## Written task
Every line below is to be copied exactly, with the pictures left out.

## Supplied material
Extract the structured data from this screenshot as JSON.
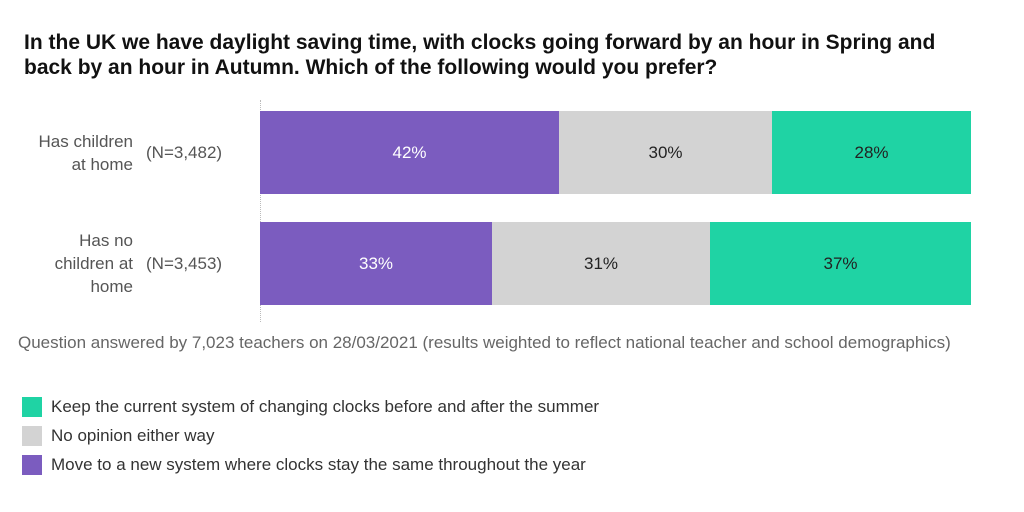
{
  "chart_data": {
    "type": "bar",
    "orientation": "horizontal",
    "stacked": true,
    "title": "In the UK we have daylight saving time, with clocks going forward by an hour in Spring and back by an hour in Autumn.  Which of the following would you prefer?",
    "categories": [
      {
        "label": "Has children at home",
        "label_lines": [
          "Has children",
          "at home"
        ],
        "n": "(N=3,482)"
      },
      {
        "label": "Has no children at home",
        "label_lines": [
          "Has no",
          "children at",
          "home"
        ],
        "n": "(N=3,453)"
      }
    ],
    "series": [
      {
        "name": "Move to a new system where clocks stay the same throughout the year",
        "color": "#7b5cbf",
        "text_color": "#ffffff",
        "values": [
          42,
          33
        ]
      },
      {
        "name": "No opinion either way",
        "color": "#d3d3d3",
        "text_color": "#222222",
        "values": [
          30,
          31
        ]
      },
      {
        "name": "Keep the current system of changing clocks before and after the summer",
        "color": "#1fd3a4",
        "text_color": "#222222",
        "values": [
          28,
          37
        ]
      }
    ],
    "value_suffix": "%",
    "legend_order": [
      2,
      1,
      0
    ],
    "legend_position": "bottom-left",
    "grid": false,
    "footnote": "Question answered by 7,023 teachers on 28/03/2021 (results weighted to reflect national teacher and school demographics)"
  }
}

## The answer
Extract the structured data from this screenshot as JSON.
{
  "chart_data": {
    "type": "bar",
    "orientation": "horizontal",
    "stacked": true,
    "title": "In the UK we have daylight saving time, with clocks going forward by an hour in Spring and back by an hour in Autumn.  Which of the following would you prefer?",
    "categories": [
      {
        "label": "Has children at home",
        "label_lines": [
          "Has children",
          "at home"
        ],
        "n": "(N=3,482)"
      },
      {
        "label": "Has no children at home",
        "label_lines": [
          "Has no",
          "children at",
          "home"
        ],
        "n": "(N=3,453)"
      }
    ],
    "series": [
      {
        "name": "Move to a new system where clocks stay the same throughout the year",
        "color": "#7b5cbf",
        "text_color": "#ffffff",
        "values": [
          42,
          33
        ]
      },
      {
        "name": "No opinion either way",
        "color": "#d3d3d3",
        "text_color": "#222222",
        "values": [
          30,
          31
        ]
      },
      {
        "name": "Keep the current system of changing clocks before and after the summer",
        "color": "#1fd3a4",
        "text_color": "#222222",
        "values": [
          28,
          37
        ]
      }
    ],
    "value_suffix": "%",
    "legend_order": [
      2,
      1,
      0
    ],
    "legend_position": "bottom-left",
    "grid": false,
    "footnote": "Question answered by 7,023 teachers on 28/03/2021 (results weighted to reflect national teacher and school demographics)"
  }
}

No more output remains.